*TASK INSTRUCTIONS*:
Identify each line in the records below that contains the word "CABMIN", and copy it.

[start]

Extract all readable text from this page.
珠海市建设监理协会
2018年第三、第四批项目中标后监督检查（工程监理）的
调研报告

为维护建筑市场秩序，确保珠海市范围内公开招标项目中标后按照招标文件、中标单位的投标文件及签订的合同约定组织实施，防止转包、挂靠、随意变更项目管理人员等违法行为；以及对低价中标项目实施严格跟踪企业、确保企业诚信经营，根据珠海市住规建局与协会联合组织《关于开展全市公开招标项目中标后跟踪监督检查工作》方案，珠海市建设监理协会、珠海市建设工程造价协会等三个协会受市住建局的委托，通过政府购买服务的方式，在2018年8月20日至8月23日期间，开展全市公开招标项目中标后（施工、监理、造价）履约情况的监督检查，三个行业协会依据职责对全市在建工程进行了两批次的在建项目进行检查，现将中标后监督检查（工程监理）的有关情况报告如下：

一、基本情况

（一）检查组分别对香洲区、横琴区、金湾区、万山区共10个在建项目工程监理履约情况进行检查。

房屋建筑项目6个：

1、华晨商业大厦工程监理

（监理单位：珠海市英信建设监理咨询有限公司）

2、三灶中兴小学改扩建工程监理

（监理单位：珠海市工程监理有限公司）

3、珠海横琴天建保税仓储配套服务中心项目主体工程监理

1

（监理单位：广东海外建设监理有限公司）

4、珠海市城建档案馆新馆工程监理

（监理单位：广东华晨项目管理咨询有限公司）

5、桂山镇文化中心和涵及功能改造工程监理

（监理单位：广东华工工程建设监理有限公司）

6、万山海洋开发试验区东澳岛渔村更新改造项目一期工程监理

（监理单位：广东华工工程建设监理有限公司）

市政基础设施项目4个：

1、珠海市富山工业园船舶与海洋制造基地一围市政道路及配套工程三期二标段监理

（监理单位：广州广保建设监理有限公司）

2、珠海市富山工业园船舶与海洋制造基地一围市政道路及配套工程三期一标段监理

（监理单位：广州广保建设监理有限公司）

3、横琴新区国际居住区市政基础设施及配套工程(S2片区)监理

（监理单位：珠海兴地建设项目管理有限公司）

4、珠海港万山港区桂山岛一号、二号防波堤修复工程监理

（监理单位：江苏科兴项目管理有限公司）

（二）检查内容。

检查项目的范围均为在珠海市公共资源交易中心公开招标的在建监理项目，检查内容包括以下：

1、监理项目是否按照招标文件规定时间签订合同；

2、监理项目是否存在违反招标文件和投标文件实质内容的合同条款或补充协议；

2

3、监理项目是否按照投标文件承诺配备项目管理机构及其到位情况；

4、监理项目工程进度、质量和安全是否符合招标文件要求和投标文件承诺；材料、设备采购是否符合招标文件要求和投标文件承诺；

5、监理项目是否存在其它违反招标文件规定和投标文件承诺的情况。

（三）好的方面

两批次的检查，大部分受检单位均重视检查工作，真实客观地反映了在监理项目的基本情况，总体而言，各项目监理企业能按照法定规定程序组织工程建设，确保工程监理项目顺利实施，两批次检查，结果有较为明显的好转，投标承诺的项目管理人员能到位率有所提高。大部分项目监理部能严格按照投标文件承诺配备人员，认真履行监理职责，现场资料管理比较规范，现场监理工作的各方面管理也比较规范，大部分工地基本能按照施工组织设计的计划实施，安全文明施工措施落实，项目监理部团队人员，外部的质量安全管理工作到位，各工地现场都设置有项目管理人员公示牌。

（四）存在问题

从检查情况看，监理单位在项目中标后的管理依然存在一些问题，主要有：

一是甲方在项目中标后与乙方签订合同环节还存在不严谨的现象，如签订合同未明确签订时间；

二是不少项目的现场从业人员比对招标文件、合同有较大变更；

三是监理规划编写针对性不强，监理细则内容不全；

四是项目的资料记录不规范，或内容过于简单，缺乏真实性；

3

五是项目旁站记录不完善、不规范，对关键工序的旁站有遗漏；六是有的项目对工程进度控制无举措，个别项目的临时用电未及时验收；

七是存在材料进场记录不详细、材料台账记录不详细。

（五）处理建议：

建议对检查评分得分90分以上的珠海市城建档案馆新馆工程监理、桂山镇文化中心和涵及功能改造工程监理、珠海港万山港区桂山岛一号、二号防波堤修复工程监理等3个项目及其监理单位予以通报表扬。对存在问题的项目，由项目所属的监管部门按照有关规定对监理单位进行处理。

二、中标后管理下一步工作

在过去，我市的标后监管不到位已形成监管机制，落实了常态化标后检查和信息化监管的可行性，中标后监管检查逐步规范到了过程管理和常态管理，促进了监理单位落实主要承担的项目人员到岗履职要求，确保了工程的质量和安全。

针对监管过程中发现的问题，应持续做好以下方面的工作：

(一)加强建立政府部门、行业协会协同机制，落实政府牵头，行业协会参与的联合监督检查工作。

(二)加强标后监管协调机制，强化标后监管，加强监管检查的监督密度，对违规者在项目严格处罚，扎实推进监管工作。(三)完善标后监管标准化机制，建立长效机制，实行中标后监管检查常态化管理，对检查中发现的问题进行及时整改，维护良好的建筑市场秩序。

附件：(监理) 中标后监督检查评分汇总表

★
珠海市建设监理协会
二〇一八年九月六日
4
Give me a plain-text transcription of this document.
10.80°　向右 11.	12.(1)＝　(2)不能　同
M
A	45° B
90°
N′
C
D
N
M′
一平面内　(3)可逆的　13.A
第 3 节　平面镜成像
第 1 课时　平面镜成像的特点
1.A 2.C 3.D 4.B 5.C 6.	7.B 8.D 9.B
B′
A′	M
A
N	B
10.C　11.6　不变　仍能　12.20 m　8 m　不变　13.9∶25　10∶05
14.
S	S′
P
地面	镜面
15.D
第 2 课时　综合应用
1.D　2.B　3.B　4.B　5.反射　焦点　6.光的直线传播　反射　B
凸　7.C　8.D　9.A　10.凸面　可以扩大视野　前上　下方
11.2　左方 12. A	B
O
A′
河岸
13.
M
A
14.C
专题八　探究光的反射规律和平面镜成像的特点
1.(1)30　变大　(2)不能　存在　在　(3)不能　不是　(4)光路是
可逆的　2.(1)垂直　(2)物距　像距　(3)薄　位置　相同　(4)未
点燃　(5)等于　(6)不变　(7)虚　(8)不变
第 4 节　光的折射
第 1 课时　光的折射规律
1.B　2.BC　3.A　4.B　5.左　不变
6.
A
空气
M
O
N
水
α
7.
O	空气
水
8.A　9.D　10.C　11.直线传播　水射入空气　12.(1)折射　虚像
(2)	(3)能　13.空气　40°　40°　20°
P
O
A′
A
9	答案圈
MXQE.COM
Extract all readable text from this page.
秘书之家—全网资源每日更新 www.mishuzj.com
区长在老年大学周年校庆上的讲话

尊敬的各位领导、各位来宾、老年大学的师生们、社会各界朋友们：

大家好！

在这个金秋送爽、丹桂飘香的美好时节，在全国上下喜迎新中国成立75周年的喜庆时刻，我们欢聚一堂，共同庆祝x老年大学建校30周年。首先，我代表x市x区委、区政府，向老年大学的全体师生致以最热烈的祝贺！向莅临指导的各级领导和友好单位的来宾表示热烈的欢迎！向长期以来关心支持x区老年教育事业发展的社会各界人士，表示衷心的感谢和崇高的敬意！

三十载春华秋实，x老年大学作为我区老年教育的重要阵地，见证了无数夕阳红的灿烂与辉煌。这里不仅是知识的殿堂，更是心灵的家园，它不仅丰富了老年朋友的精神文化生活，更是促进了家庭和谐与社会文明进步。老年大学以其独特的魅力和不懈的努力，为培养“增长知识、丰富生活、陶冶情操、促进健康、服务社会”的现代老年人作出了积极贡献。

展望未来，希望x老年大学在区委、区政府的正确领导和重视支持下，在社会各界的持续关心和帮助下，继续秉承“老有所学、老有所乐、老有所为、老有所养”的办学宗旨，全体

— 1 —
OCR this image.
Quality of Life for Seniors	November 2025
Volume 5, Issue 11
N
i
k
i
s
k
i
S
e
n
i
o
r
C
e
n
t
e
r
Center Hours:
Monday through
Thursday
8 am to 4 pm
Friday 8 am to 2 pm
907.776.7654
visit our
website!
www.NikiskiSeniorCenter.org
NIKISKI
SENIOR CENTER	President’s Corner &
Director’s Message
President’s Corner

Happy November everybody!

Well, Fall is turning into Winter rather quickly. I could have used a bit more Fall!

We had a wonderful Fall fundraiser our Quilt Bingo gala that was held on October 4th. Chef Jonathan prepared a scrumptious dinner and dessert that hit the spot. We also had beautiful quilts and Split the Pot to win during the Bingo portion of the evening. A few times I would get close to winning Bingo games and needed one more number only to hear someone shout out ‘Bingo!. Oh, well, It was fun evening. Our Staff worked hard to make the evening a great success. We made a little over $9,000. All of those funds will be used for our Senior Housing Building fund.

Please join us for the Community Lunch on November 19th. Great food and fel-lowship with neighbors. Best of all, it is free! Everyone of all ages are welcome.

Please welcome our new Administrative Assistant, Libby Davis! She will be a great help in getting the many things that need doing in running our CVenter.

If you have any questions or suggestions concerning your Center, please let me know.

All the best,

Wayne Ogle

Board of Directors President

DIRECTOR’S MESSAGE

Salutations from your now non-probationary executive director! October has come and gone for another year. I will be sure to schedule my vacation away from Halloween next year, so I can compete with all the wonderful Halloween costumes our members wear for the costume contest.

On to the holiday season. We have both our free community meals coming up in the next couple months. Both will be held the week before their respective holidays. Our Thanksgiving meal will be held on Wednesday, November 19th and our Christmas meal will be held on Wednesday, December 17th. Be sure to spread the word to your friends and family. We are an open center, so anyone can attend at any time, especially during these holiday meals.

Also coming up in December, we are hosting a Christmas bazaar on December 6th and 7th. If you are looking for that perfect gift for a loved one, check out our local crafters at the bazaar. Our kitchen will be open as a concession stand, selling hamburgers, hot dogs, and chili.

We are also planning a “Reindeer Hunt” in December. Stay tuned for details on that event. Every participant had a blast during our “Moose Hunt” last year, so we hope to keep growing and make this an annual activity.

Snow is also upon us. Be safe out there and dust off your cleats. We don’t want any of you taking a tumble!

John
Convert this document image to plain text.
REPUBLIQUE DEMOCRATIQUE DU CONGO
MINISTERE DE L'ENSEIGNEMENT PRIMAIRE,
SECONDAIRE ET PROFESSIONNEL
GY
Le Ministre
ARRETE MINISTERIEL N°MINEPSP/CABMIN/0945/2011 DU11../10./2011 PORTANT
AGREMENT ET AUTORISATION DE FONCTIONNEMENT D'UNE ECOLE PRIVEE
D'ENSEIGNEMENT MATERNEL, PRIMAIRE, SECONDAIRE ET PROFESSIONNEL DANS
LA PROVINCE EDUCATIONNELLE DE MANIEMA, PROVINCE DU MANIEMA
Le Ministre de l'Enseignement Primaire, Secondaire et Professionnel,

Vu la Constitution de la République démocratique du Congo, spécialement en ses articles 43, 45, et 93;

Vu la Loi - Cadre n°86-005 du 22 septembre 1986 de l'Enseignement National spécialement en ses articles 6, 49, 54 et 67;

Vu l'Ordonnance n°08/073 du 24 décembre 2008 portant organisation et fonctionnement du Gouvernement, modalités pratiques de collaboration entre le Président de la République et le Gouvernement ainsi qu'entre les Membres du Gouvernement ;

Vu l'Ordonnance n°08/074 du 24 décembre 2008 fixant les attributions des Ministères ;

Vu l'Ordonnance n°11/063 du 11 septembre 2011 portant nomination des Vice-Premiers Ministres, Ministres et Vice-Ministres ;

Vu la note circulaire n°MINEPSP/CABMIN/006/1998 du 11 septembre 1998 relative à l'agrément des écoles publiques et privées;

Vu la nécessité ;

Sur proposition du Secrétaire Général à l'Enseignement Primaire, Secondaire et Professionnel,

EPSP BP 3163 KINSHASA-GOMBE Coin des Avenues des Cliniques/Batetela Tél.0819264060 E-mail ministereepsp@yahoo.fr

[end]

*PROBLEM SOLUTION*:
ARRETE MINISTERIEL N°MINEPSP/CABMIN/0945/2011 DU11../10./2011 PORTANT
Vu la note circulaire n°MINEPSP/CABMIN/006/1998 du 11 septembre 1998 relative à l'agrément des écoles publiques et privées;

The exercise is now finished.